| WRITTEN REQUEST |
Give the data below again exactly as it stands. Omit the pictures.

begin EXTRACTED ENTRIES

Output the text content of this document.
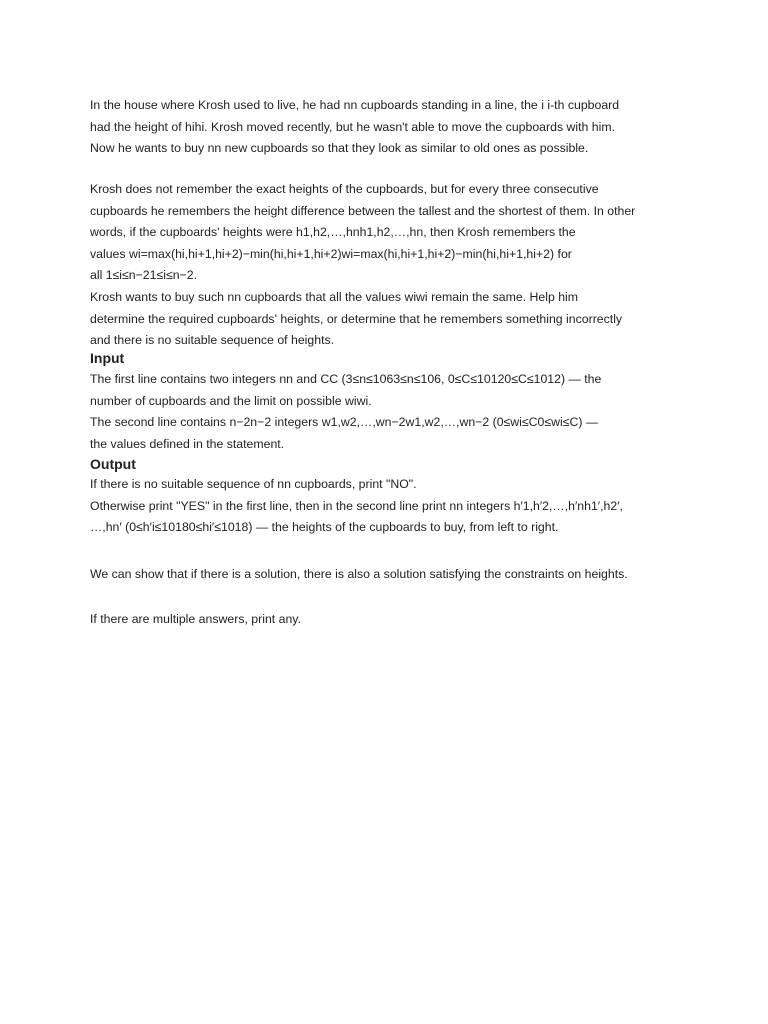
In the house where Krosh used to live, he had nn cupboards standing in a line, the i i-th cupboard
had the height of hihi. Krosh moved recently, but he wasn't able to move the cupboards with him.
Now he wants to buy nn new cupboards so that they look as similar to old ones as possible.

Krosh does not remember the exact heights of the cupboards, but for every three consecutive
cupboards he remembers the height difference between the tallest and the shortest of them. In other
words, if the cupboards' heights were h1,h2,…,hnh1,h2,…,hn, then Krosh remembers the
values wi=max(hi,hi+1,hi+2)−min(hi,hi+1,hi+2)wi=max(hi,hi+1,hi+2)−min(hi,hi+1,hi+2) for
all 1≤i≤n−21≤i≤n−2.

Krosh wants to buy such nn cupboards that all the values wiwi remain the same. Help him
determine the required cupboards' heights, or determine that he remembers something incorrectly
and there is no suitable sequence of heights.

Input

The first line contains two integers nn and CC (3≤n≤1063≤n≤106, 0≤C≤10120≤C≤1012) — the
number of cupboards and the limit on possible wiwi.
The second line contains n−2n−2 integers w1,w2,…,wn−2w1,w2,…,wn−2 (0≤wi≤C0≤wi≤C) —
the values defined in the statement.

Output

If there is no suitable sequence of nn cupboards, print "NO".
Otherwise print "YES" in the first line, then in the second line print nn integers h′1,h′2,…,h′nh1′,h2′,
…,hn′ (0≤h′i≤10180≤hi′≤1018) — the heights of the cupboards to buy, from left to right.

We can show that if there is a solution, there is also a solution satisfying the constraints on heights.

If there are multiple answers, print any.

end EXTRACTED ENTRIES

| EXERCISE SOLUTION |
Output the text content of this document.
In the house where Krosh used to live, he had nn cupboards standing in a line, the i i-th cupboard
had the height of hihi. Krosh moved recently, but he wasn't able to move the cupboards with him.
Now he wants to buy nn new cupboards so that they look as similar to old ones as possible.

Krosh does not remember the exact heights of the cupboards, but for every three consecutive
cupboards he remembers the height difference between the tallest and the shortest of them. In other
words, if the cupboards' heights were h1,h2,…,hnh1,h2,…,hn, then Krosh remembers the
values wi=max(hi,hi+1,hi+2)−min(hi,hi+1,hi+2)wi=max(hi,hi+1,hi+2)−min(hi,hi+1,hi+2) for
all 1≤i≤n−21≤i≤n−2.

Krosh wants to buy such nn cupboards that all the values wiwi remain the same. Help him
determine the required cupboards' heights, or determine that he remembers something incorrectly
and there is no suitable sequence of heights.

Input

The first line contains two integers nn and CC (3≤n≤1063≤n≤106, 0≤C≤10120≤C≤1012) — the
number of cupboards and the limit on possible wiwi.
The second line contains n−2n−2 integers w1,w2,…,wn−2w1,w2,…,wn−2 (0≤wi≤C0≤wi≤C) —
the values defined in the statement.

Output

If there is no suitable sequence of nn cupboards, print "NO".
Otherwise print "YES" in the first line, then in the second line print nn integers h′1,h′2,…,h′nh1′,h2′,
…,hn′ (0≤h′i≤10180≤hi′≤1018) — the heights of the cupboards to buy, from left to right.

We can show that if there is a solution, there is also a solution satisfying the constraints on heights.

If there are multiple answers, print any.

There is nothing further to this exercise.